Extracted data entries
--------------------------------------------------

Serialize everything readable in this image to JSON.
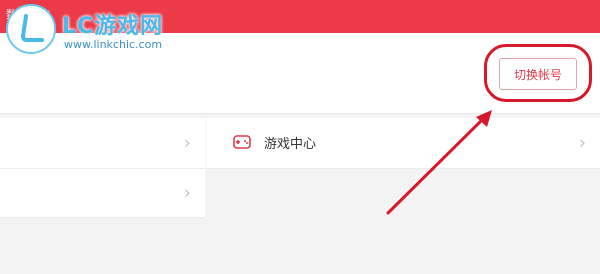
{
  "header": {
    "text": "数据工作"
  },
  "account": {
    "switch_button_label": "切换帐号"
  },
  "menu": {
    "chevron": "›",
    "game_center_label": "游戏中心",
    "game_center_icon": "gamepad-icon"
  },
  "watermark": {
    "title": "LC游戏网",
    "url": "www.linkchic.com"
  },
  "colors": {
    "header_red": "#ec3a48",
    "annotation_red": "#d7182a",
    "logo_blue": "#49b9ea"
  }
}
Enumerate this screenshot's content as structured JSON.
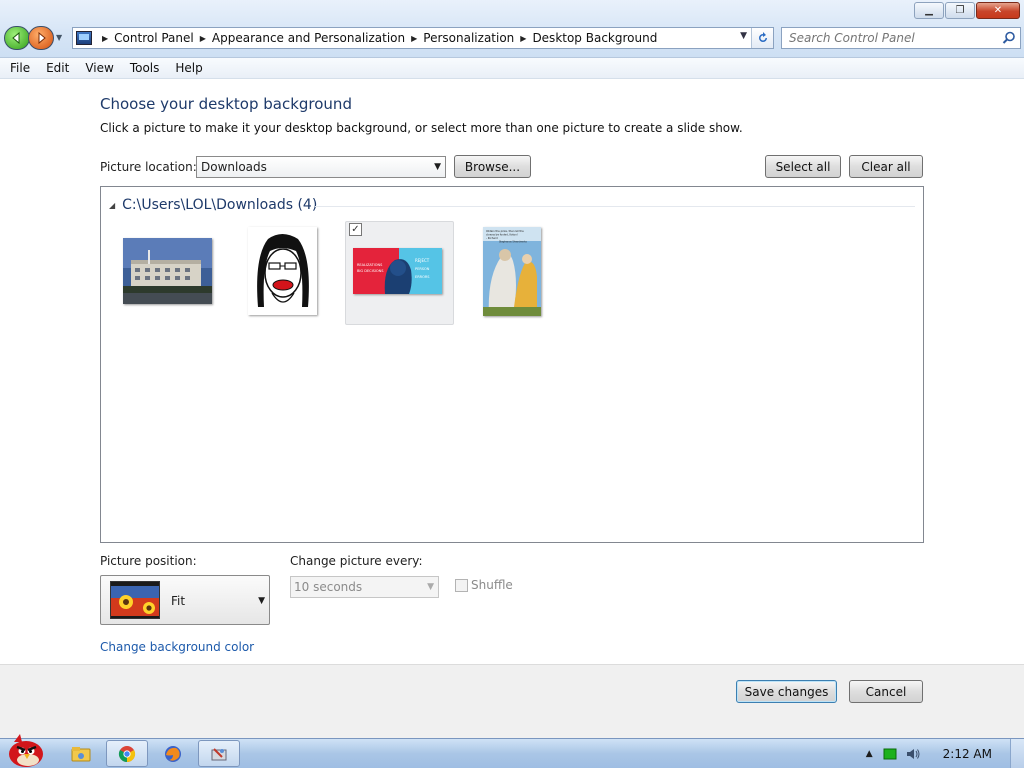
{
  "window": {
    "title_buttons": {
      "minimize": "minimize-icon",
      "restore": "restore-icon",
      "close": "close-icon"
    }
  },
  "address": {
    "breadcrumbs": [
      "Control Panel",
      "Appearance and Personalization",
      "Personalization",
      "Desktop Background"
    ],
    "search_placeholder": "Search Control Panel"
  },
  "menu": [
    "File",
    "Edit",
    "View",
    "Tools",
    "Help"
  ],
  "page": {
    "heading": "Choose your desktop background",
    "subtext": "Click a picture to make it your desktop background, or select more than one picture to create a slide show.",
    "picture_location_label": "Picture location:",
    "picture_location_value": "Downloads",
    "browse_label": "Browse...",
    "select_all_label": "Select all",
    "clear_all_label": "Clear all",
    "group_label": "C:\\Users\\LOL\\Downloads (4)",
    "thumbnails": [
      {
        "name": "building-photo",
        "selected": false
      },
      {
        "name": "cartoon-face",
        "selected": false
      },
      {
        "name": "red-blue-portrait-poster",
        "selected": true,
        "texts": [
          "REALIZATIONS",
          "BIG DECISIONS",
          "REJECT",
          "PERSON",
          "ERRORS"
        ]
      },
      {
        "name": "poster-with-figures",
        "selected": false,
        "texts": [
          "Obtain the prize, then let the",
          "clowns be fooled, Kotov!",
          "- Richard",
          "Stephanos Shevchenko"
        ]
      }
    ],
    "picture_position_label": "Picture position:",
    "picture_position_value": "Fit",
    "change_picture_label": "Change picture every:",
    "interval_value": "10 seconds",
    "shuffle_label": "Shuffle",
    "change_bg_color_link": "Change background color"
  },
  "footer": {
    "save_label": "Save changes",
    "cancel_label": "Cancel"
  },
  "taskbar": {
    "apps": [
      "start-orb",
      "explorer-icon",
      "chrome-icon",
      "firefox-icon",
      "control-panel-icon"
    ],
    "clock": "2:12 AM"
  },
  "colors": {
    "heading": "#1e3a6a",
    "link": "#1d5aab",
    "taskbar": "#aac6e6"
  }
}
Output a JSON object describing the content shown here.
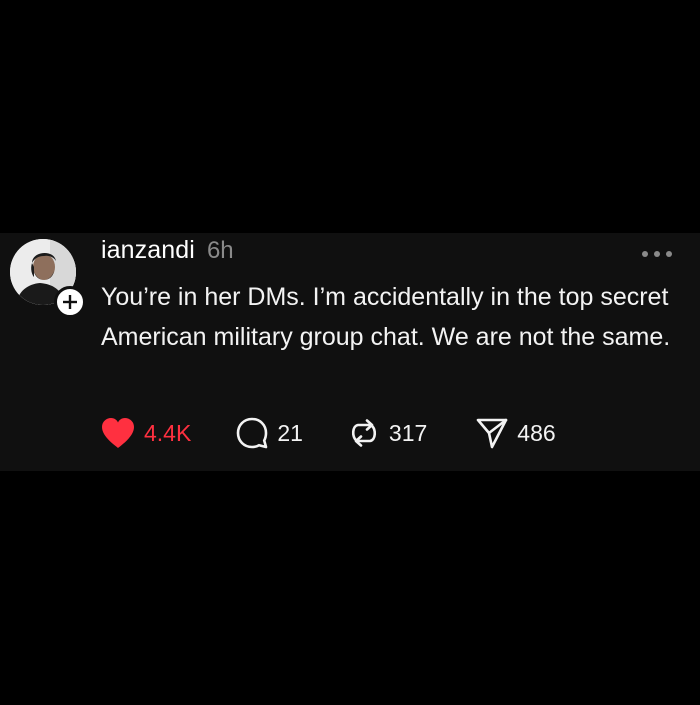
{
  "post": {
    "username": "ianzandi",
    "time": "6h",
    "text": "You’re in her DMs. I’m accidentally in the top secret American military group chat. We are not the same.",
    "like_count": "4.4K",
    "comment_count": "21",
    "repost_count": "317",
    "share_count": "486"
  },
  "colors": {
    "background": "#000000",
    "card": "#101010",
    "like": "#ff3040",
    "muted": "#8a8a8a",
    "text": "#f3f3f3"
  },
  "icons": {
    "avatar": "profile-photo",
    "follow": "plus-icon",
    "more": "more-dots-icon",
    "like": "heart-icon",
    "comment": "comment-icon",
    "repost": "repost-icon",
    "share": "send-icon"
  }
}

--------------------------------------------------

Copy the records above exactly. The pictures are not part of the copy.

Serialize everything readable in this image to JSON.
{
  "header": {
    "text": "数据工作"
  },
  "account": {
    "switch_button_label": "切换帐号"
  },
  "menu": {
    "chevron": "›",
    "game_center_label": "游戏中心",
    "game_center_icon": "gamepad-icon"
  },
  "watermark": {
    "title": "LC游戏网",
    "url": "www.linkchic.com"
  },
  "colors": {
    "header_red": "#ec3a48",
    "annotation_red": "#d7182a",
    "logo_blue": "#49b9ea"
  }
}
Enumerate this screenshot's content as structured JSON.
{
  "window": {
    "title_buttons": {
      "minimize": "minimize-icon",
      "restore": "restore-icon",
      "close": "close-icon"
    }
  },
  "address": {
    "breadcrumbs": [
      "Control Panel",
      "Appearance and Personalization",
      "Personalization",
      "Desktop Background"
    ],
    "search_placeholder": "Search Control Panel"
  },
  "menu": [
    "File",
    "Edit",
    "View",
    "Tools",
    "Help"
  ],
  "page": {
    "heading": "Choose your desktop background",
    "subtext": "Click a picture to make it your desktop background, or select more than one picture to create a slide show.",
    "picture_location_label": "Picture location:",
    "picture_location_value": "Downloads",
    "browse_label": "Browse...",
    "select_all_label": "Select all",
    "clear_all_label": "Clear all",
    "group_label": "C:\\Users\\LOL\\Downloads (4)",
    "thumbnails": [
      {
        "name": "building-photo",
        "selected": false
      },
      {
        "name": "cartoon-face",
        "selected": false
      },
      {
        "name": "red-blue-portrait-poster",
        "selected": true,
        "texts": [
          "REALIZATIONS",
          "BIG DECISIONS",
          "REJECT",
          "PERSON",
          "ERRORS"
        ]
      },
      {
        "name": "poster-with-figures",
        "selected": false,
        "texts": [
          "Obtain the prize, then let the",
          "clowns be fooled, Kotov!",
          "- Richard",
          "Stephanos Shevchenko"
        ]
      }
    ],
    "picture_position_label": "Picture position:",
    "picture_position_value": "Fit",
    "change_picture_label": "Change picture every:",
    "interval_value": "10 seconds",
    "shuffle_label": "Shuffle",
    "change_bg_color_link": "Change background color"
  },
  "footer": {
    "save_label": "Save changes",
    "cancel_label": "Cancel"
  },
  "taskbar": {
    "apps": [
      "start-orb",
      "explorer-icon",
      "chrome-icon",
      "firefox-icon",
      "control-panel-icon"
    ],
    "clock": "2:12 AM"
  },
  "colors": {
    "heading": "#1e3a6a",
    "link": "#1d5aab",
    "taskbar": "#aac6e6"
  }
}
Output a JSON object describing the content shown here.
{
  "post": {
    "username": "ianzandi",
    "time": "6h",
    "text": "You’re in her DMs. I’m accidentally in the top secret American military group chat. We are not the same.",
    "like_count": "4.4K",
    "comment_count": "21",
    "repost_count": "317",
    "share_count": "486"
  },
  "colors": {
    "background": "#000000",
    "card": "#101010",
    "like": "#ff3040",
    "muted": "#8a8a8a",
    "text": "#f3f3f3"
  },
  "icons": {
    "avatar": "profile-photo",
    "follow": "plus-icon",
    "more": "more-dots-icon",
    "like": "heart-icon",
    "comment": "comment-icon",
    "repost": "repost-icon",
    "share": "send-icon"
  }
}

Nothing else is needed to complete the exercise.